Task instructions
Find each line with the word "color" and say how many there are, nothing else.
____________
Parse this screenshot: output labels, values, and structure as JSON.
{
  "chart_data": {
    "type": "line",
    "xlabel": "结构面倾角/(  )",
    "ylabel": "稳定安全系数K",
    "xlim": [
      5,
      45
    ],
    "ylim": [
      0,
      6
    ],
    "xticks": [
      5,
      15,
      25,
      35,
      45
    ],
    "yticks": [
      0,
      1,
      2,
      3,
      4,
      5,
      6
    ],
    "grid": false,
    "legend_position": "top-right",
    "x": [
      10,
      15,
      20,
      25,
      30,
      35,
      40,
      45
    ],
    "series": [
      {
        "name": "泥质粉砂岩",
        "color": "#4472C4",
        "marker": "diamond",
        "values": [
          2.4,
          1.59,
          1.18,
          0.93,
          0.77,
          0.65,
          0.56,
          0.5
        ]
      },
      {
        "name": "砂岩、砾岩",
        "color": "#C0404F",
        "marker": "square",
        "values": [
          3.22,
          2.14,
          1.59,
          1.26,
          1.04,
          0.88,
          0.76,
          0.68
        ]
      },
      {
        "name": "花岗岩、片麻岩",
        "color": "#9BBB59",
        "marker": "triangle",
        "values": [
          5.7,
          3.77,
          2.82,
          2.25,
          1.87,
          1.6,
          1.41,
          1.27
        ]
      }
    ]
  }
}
____________
Exercise answer
3